**EXERCISE:** Scan the entries below. List each line with "this".

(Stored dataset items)
-- Begin --
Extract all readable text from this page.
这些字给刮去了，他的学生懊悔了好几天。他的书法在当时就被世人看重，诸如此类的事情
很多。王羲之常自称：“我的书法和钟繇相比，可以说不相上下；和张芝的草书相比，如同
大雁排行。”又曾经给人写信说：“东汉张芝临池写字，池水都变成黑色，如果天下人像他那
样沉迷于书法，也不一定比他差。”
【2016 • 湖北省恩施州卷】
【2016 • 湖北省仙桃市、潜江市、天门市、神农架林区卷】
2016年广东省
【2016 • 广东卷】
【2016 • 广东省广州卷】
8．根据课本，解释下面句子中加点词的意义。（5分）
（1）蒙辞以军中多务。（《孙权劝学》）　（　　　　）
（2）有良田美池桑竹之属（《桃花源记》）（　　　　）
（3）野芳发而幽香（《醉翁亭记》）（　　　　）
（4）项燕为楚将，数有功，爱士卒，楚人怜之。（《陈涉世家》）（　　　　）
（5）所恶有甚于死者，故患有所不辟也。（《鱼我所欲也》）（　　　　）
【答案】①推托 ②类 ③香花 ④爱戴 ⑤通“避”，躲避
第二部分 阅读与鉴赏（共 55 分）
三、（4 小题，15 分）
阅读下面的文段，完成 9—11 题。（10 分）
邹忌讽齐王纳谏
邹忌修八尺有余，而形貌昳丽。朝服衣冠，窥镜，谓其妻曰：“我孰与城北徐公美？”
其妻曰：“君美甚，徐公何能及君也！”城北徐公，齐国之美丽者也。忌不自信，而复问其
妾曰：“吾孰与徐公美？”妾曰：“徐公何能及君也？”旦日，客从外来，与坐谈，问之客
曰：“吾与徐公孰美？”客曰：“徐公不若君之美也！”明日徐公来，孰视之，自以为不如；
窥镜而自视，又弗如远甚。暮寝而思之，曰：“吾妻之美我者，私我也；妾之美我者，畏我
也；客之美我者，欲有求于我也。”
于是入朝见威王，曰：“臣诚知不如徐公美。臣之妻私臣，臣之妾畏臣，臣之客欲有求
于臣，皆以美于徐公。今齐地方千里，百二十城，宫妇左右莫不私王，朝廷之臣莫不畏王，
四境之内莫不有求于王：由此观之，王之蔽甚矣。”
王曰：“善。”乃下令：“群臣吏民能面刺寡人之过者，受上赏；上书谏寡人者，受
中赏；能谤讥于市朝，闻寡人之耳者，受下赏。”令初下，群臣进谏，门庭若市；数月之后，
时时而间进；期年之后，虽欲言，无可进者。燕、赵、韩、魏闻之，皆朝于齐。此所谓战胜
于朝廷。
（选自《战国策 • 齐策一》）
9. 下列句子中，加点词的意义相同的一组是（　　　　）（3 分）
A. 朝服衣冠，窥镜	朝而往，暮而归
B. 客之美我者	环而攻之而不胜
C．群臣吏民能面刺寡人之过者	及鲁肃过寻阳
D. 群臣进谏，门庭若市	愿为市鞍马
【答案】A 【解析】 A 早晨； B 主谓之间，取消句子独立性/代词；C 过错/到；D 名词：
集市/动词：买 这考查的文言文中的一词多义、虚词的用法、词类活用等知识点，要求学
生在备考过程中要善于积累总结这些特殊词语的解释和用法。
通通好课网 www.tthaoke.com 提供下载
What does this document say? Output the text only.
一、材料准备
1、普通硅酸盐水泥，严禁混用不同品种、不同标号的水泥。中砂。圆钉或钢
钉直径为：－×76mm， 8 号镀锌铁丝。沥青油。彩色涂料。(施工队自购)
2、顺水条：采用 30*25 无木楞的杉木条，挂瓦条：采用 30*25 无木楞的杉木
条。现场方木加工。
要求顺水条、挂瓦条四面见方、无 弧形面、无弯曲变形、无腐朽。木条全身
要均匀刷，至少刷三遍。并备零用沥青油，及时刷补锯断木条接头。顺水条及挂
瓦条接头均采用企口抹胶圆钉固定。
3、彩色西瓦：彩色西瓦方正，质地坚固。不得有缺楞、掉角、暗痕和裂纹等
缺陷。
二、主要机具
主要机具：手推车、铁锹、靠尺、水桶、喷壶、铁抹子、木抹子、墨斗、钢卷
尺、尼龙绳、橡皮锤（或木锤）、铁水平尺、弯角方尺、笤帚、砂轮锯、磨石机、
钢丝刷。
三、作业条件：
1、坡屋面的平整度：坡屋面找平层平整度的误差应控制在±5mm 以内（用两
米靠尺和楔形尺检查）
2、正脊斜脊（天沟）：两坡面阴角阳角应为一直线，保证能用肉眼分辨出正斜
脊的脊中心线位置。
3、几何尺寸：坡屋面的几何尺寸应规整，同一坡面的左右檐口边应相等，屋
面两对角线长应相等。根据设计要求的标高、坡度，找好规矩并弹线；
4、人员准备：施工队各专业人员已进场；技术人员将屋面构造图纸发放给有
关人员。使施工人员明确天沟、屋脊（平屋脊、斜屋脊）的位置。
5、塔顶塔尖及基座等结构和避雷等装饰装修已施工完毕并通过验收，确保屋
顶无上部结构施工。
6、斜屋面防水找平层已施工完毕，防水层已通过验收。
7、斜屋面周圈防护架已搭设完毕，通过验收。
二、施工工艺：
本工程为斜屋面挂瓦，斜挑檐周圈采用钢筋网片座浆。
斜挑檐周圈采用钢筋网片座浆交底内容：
-- End --
**RESULT:**
Extract all readable text from this page.
What does this document say? Output the text only.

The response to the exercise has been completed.